TASK TO COMPLETE —
Set down every record once more, exactly as given.

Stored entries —
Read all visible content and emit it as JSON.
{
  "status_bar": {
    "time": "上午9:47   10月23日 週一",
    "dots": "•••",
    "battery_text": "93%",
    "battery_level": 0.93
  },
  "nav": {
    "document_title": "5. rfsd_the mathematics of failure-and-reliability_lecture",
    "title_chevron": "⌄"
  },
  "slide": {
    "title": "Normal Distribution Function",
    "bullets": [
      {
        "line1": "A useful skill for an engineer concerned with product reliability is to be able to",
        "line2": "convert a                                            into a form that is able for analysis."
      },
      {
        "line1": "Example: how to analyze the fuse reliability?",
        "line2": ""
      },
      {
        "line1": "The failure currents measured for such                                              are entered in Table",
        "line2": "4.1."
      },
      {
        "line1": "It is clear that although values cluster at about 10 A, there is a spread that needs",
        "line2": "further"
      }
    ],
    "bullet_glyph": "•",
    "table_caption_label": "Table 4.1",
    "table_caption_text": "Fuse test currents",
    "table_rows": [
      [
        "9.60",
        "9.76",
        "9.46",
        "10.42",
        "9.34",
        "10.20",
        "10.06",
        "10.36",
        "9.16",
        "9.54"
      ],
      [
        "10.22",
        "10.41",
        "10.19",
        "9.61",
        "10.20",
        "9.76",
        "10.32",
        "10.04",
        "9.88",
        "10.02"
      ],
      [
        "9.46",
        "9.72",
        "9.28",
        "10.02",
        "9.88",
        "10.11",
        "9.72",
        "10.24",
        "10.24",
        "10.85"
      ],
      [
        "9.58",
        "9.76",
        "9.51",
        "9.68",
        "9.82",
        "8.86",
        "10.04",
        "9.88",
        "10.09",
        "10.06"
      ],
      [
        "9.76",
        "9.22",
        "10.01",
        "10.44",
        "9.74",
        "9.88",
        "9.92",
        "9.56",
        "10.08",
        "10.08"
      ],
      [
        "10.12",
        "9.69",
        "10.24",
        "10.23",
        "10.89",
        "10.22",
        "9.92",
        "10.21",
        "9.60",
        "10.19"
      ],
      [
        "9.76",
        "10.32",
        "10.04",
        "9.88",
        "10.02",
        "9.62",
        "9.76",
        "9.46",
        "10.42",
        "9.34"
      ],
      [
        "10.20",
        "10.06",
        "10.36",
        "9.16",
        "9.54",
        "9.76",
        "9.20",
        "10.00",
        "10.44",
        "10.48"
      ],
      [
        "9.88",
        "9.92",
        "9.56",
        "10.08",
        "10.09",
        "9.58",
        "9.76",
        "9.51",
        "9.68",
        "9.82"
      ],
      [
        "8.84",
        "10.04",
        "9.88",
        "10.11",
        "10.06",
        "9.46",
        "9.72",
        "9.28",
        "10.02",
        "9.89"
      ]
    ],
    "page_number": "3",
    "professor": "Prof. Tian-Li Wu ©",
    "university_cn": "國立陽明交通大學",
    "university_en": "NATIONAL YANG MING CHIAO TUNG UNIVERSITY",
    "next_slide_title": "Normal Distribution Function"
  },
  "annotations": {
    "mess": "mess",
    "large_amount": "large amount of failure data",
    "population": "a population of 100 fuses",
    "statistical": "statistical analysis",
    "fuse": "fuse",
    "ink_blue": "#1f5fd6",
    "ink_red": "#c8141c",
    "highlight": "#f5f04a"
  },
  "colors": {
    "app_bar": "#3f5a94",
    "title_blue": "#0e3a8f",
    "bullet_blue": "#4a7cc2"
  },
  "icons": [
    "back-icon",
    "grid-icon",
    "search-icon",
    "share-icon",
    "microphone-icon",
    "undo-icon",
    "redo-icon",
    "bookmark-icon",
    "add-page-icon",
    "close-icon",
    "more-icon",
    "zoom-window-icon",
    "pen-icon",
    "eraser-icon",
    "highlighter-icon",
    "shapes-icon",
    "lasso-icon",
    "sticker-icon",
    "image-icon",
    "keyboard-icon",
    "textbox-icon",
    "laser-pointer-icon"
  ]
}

RESPONSE —
Read all visible content and emit it as JSON.
{
  "status_bar": {
    "time": "上午9:47   10月23日 週一",
    "dots": "•••",
    "battery_text": "93%",
    "battery_level": 0.93
  },
  "nav": {
    "document_title": "5. rfsd_the mathematics of failure-and-reliability_lecture",
    "title_chevron": "⌄"
  },
  "slide": {
    "title": "Normal Distribution Function",
    "bullets": [
      {
        "line1": "A useful skill for an engineer concerned with product reliability is to be able to",
        "line2": "convert a                                            into a form that is able for analysis."
      },
      {
        "line1": "Example: how to analyze the fuse reliability?",
        "line2": ""
      },
      {
        "line1": "The failure currents measured for such                                              are entered in Table",
        "line2": "4.1."
      },
      {
        "line1": "It is clear that although values cluster at about 10 A, there is a spread that needs",
        "line2": "further"
      }
    ],
    "bullet_glyph": "•",
    "table_caption_label": "Table 4.1",
    "table_caption_text": "Fuse test currents",
    "table_rows": [
      [
        "9.60",
        "9.76",
        "9.46",
        "10.42",
        "9.34",
        "10.20",
        "10.06",
        "10.36",
        "9.16",
        "9.54"
      ],
      [
        "10.22",
        "10.41",
        "10.19",
        "9.61",
        "10.20",
        "9.76",
        "10.32",
        "10.04",
        "9.88",
        "10.02"
      ],
      [
        "9.46",
        "9.72",
        "9.28",
        "10.02",
        "9.88",
        "10.11",
        "9.72",
        "10.24",
        "10.24",
        "10.85"
      ],
      [
        "9.58",
        "9.76",
        "9.51",
        "9.68",
        "9.82",
        "8.86",
        "10.04",
        "9.88",
        "10.09",
        "10.06"
      ],
      [
        "9.76",
        "9.22",
        "10.01",
        "10.44",
        "9.74",
        "9.88",
        "9.92",
        "9.56",
        "10.08",
        "10.08"
      ],
      [
        "10.12",
        "9.69",
        "10.24",
        "10.23",
        "10.89",
        "10.22",
        "9.92",
        "10.21",
        "9.60",
        "10.19"
      ],
      [
        "9.76",
        "10.32",
        "10.04",
        "9.88",
        "10.02",
        "9.62",
        "9.76",
        "9.46",
        "10.42",
        "9.34"
      ],
      [
        "10.20",
        "10.06",
        "10.36",
        "9.16",
        "9.54",
        "9.76",
        "9.20",
        "10.00",
        "10.44",
        "10.48"
      ],
      [
        "9.88",
        "9.92",
        "9.56",
        "10.08",
        "10.09",
        "9.58",
        "9.76",
        "9.51",
        "9.68",
        "9.82"
      ],
      [
        "8.84",
        "10.04",
        "9.88",
        "10.11",
        "10.06",
        "9.46",
        "9.72",
        "9.28",
        "10.02",
        "9.89"
      ]
    ],
    "page_number": "3",
    "professor": "Prof. Tian-Li Wu ©",
    "university_cn": "國立陽明交通大學",
    "university_en": "NATIONAL YANG MING CHIAO TUNG UNIVERSITY",
    "next_slide_title": "Normal Distribution Function"
  },
  "annotations": {
    "mess": "mess",
    "large_amount": "large amount of failure data",
    "population": "a population of 100 fuses",
    "statistical": "statistical analysis",
    "fuse": "fuse",
    "ink_blue": "#1f5fd6",
    "ink_red": "#c8141c",
    "highlight": "#f5f04a"
  },
  "colors": {
    "app_bar": "#3f5a94",
    "title_blue": "#0e3a8f",
    "bullet_blue": "#4a7cc2"
  },
  "icons": [
    "back-icon",
    "grid-icon",
    "search-icon",
    "share-icon",
    "microphone-icon",
    "undo-icon",
    "redo-icon",
    "bookmark-icon",
    "add-page-icon",
    "close-icon",
    "more-icon",
    "zoom-window-icon",
    "pen-icon",
    "eraser-icon",
    "highlighter-icon",
    "shapes-icon",
    "lasso-icon",
    "sticker-icon",
    "image-icon",
    "keyboard-icon",
    "textbox-icon",
    "laser-pointer-icon"
  ]
}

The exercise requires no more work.